Stored data =
##########

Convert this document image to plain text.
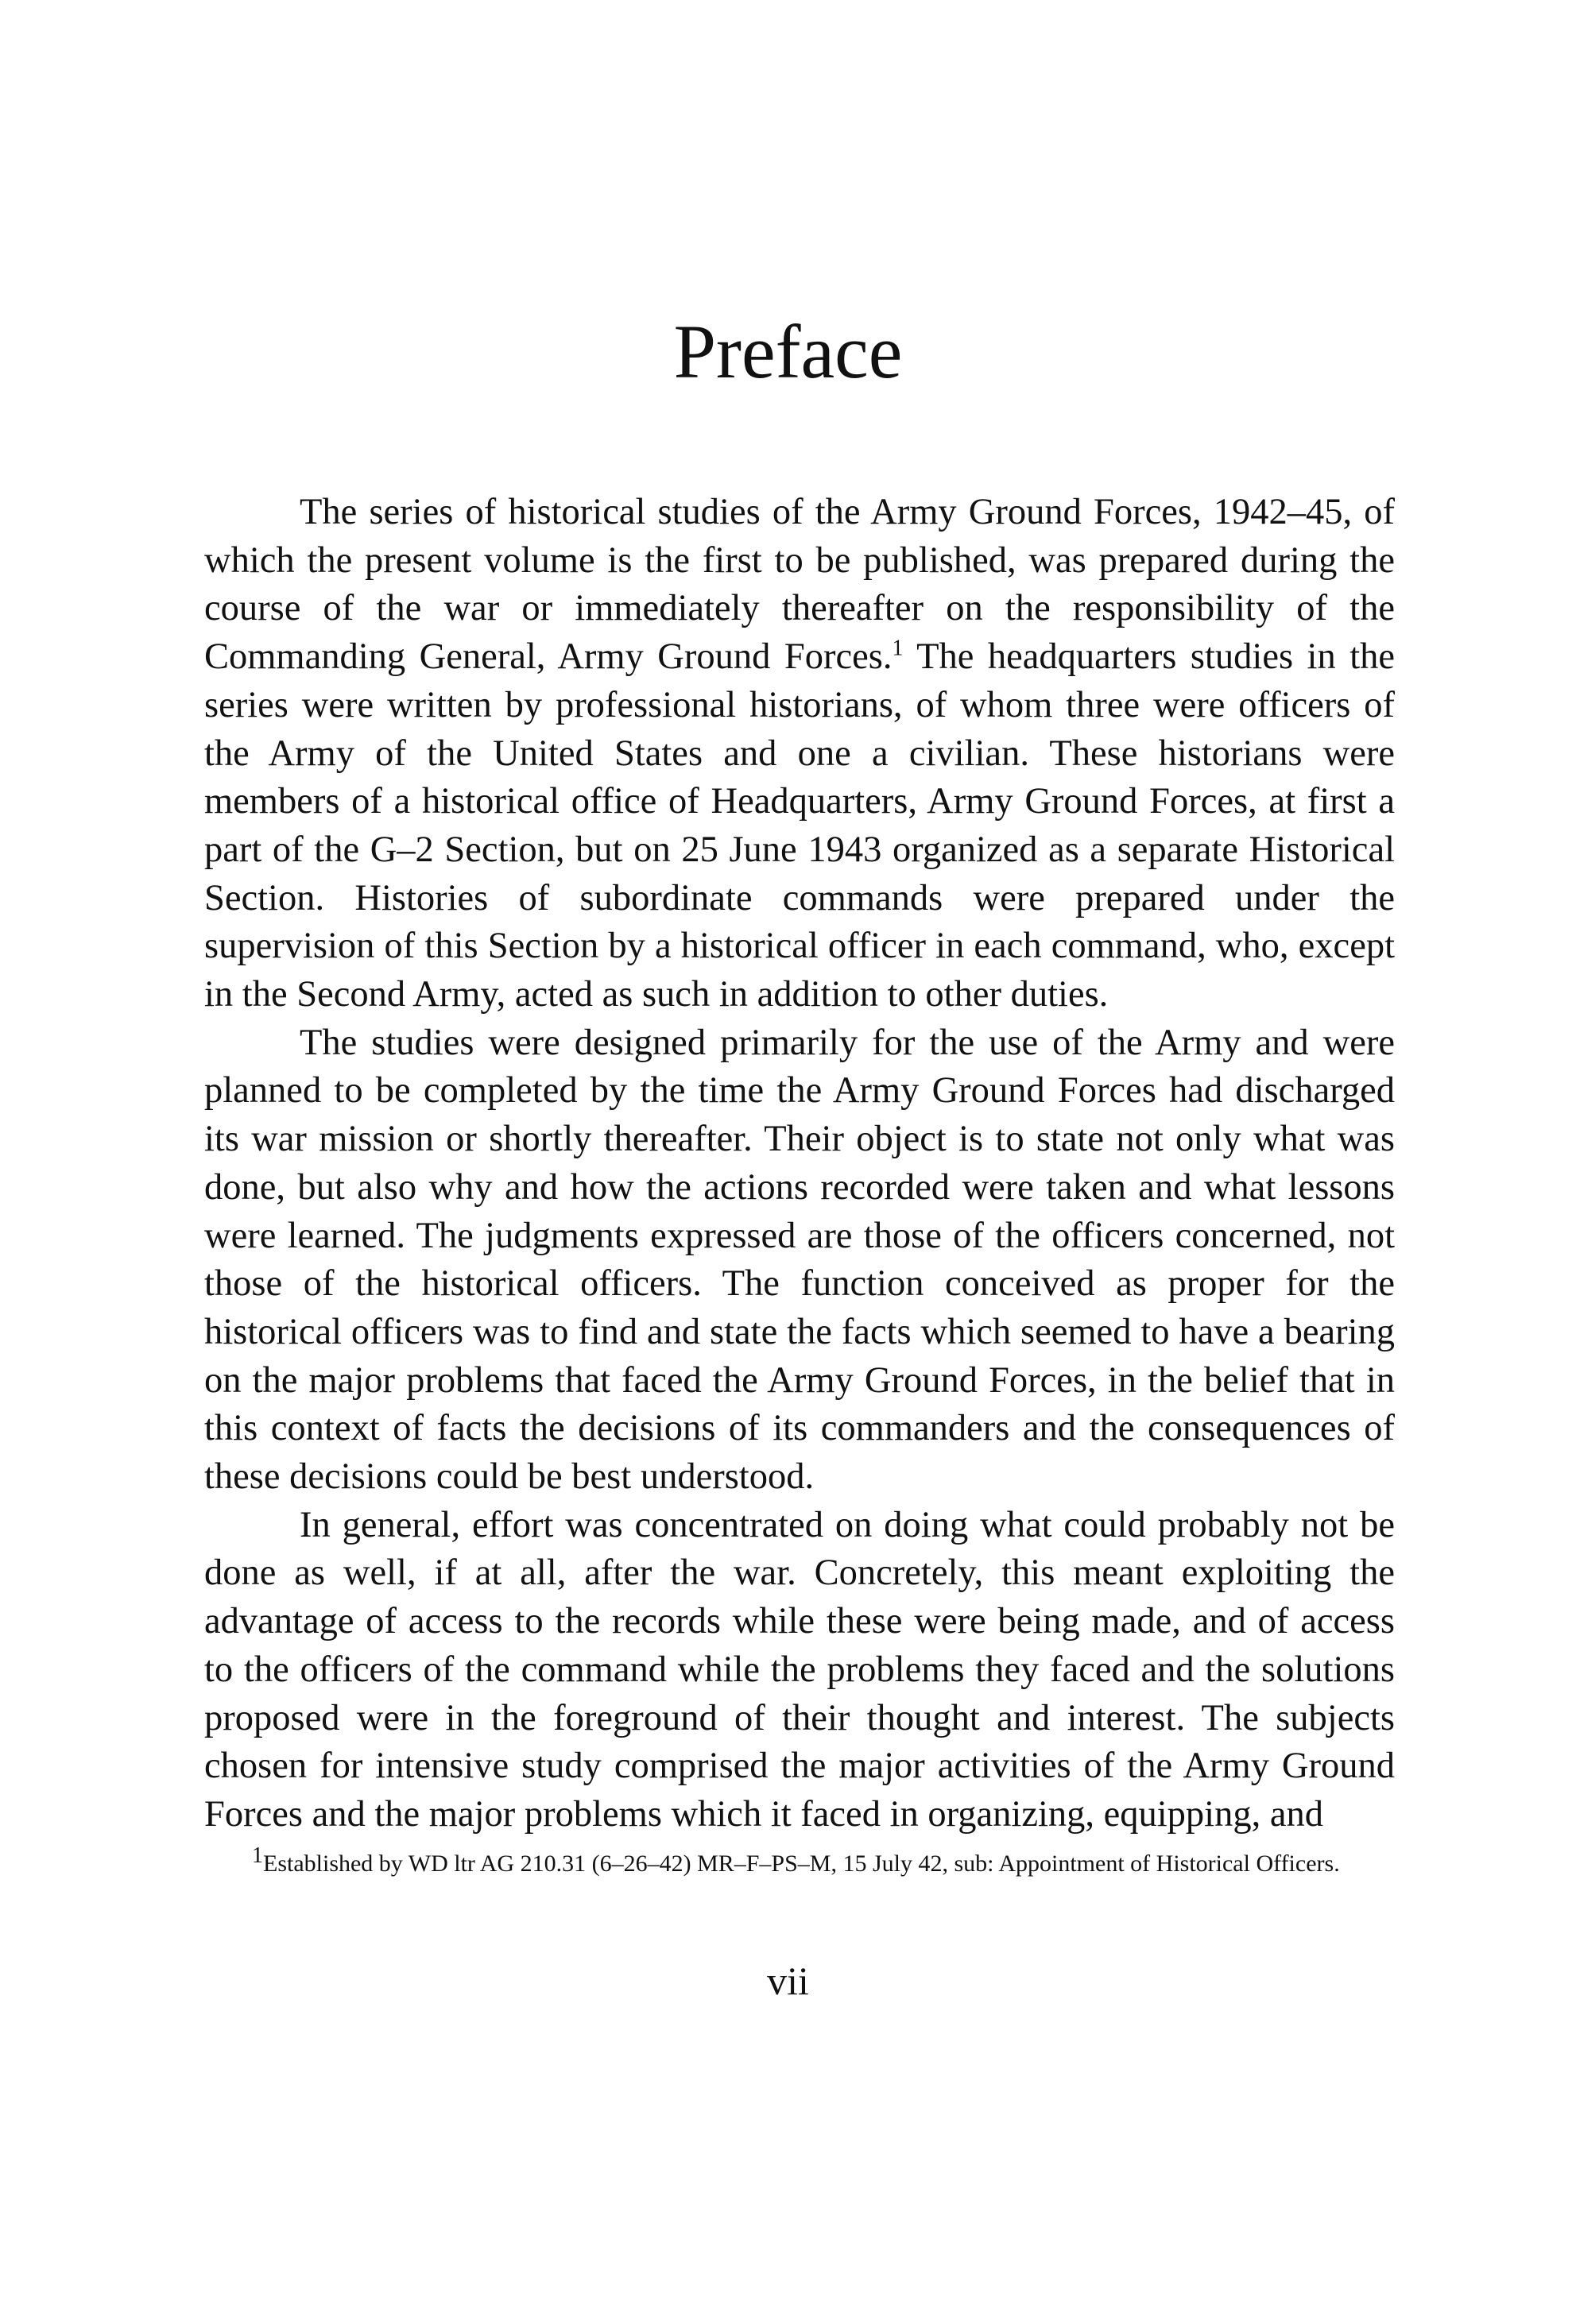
Preface

The series of historical studies of the Army Ground Forces, 1942–45, of which the present volume is the first to be published, was prepared during the course of the war or immediately thereafter on the responsibility of the Commanding General, Army Ground Forces.$^1$ The headquarters studies in the series were written by professional historians, of whom three were officers of the Army of the United States and one a civilian. These historians were members of a historical office of Headquarters, Army Ground Forces, at first a part of the G–2 Section, but on 25 June 1943 organized as a separate Historical Section. Histories of subordinate commands were prepared under the supervision of this Section by a historical officer in each command, who, except in the Second Army, acted as such in addition to other duties.

The studies were designed primarily for the use of the Army and were planned to be completed by the time the Army Ground Forces had discharged its war mission or shortly thereafter. Their object is to state not only what was done, but also why and how the actions recorded were taken and what lessons were learned. The judgments expressed are those of the officers concerned, not those of the historical officers. The function conceived as proper for the historical officers was to find and state the facts which seemed to have a bearing on the major problems that faced the Army Ground Forces, in the belief that in this context of facts the decisions of its commanders and the consequences of these decisions could be best understood.

In general, effort was concentrated on doing what could probably not be done as well, if at all, after the war. Concretely, this meant exploiting the advantage of access to the records while these were being made, and of access to the officers of the command while the problems they faced and the solutions proposed were in the foreground of their thought and interest. The subjects chosen for intensive study comprised the major activities of the Army Ground Forces and the major problems which it faced in organizing, equipping, and

$^1$Established by WD ltr AG 210.31 (6–26–42) MR–F–PS–M, 15 July 42, sub: Appointment of Historical Officers.

vii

##########

What you should do =
All records must be output exactly as they are, except for the pictures, which are left out.

Exercise response =
Convert this document image to plain text.
Preface

The series of historical studies of the Army Ground Forces, 1942–45, of which the present volume is the first to be published, was prepared during the course of the war or immediately thereafter on the responsibility of the Commanding General, Army Ground Forces.$^1$ The headquarters studies in the series were written by professional historians, of whom three were officers of the Army of the United States and one a civilian. These historians were members of a historical office of Headquarters, Army Ground Forces, at first a part of the G–2 Section, but on 25 June 1943 organized as a separate Historical Section. Histories of subordinate commands were prepared under the supervision of this Section by a historical officer in each command, who, except in the Second Army, acted as such in addition to other duties.

The studies were designed primarily for the use of the Army and were planned to be completed by the time the Army Ground Forces had discharged its war mission or shortly thereafter. Their object is to state not only what was done, but also why and how the actions recorded were taken and what lessons were learned. The judgments expressed are those of the officers concerned, not those of the historical officers. The function conceived as proper for the historical officers was to find and state the facts which seemed to have a bearing on the major problems that faced the Army Ground Forces, in the belief that in this context of facts the decisions of its commanders and the consequences of these decisions could be best understood.

In general, effort was concentrated on doing what could probably not be done as well, if at all, after the war. Concretely, this meant exploiting the advantage of access to the records while these were being made, and of access to the officers of the command while the problems they faced and the solutions proposed were in the foreground of their thought and interest. The subjects chosen for intensive study comprised the major activities of the Army Ground Forces and the major problems which it faced in organizing, equipping, and

$^1$Established by WD ltr AG 210.31 (6–26–42) MR–F–PS–M, 15 July 42, sub: Appointment of Historical Officers.

vii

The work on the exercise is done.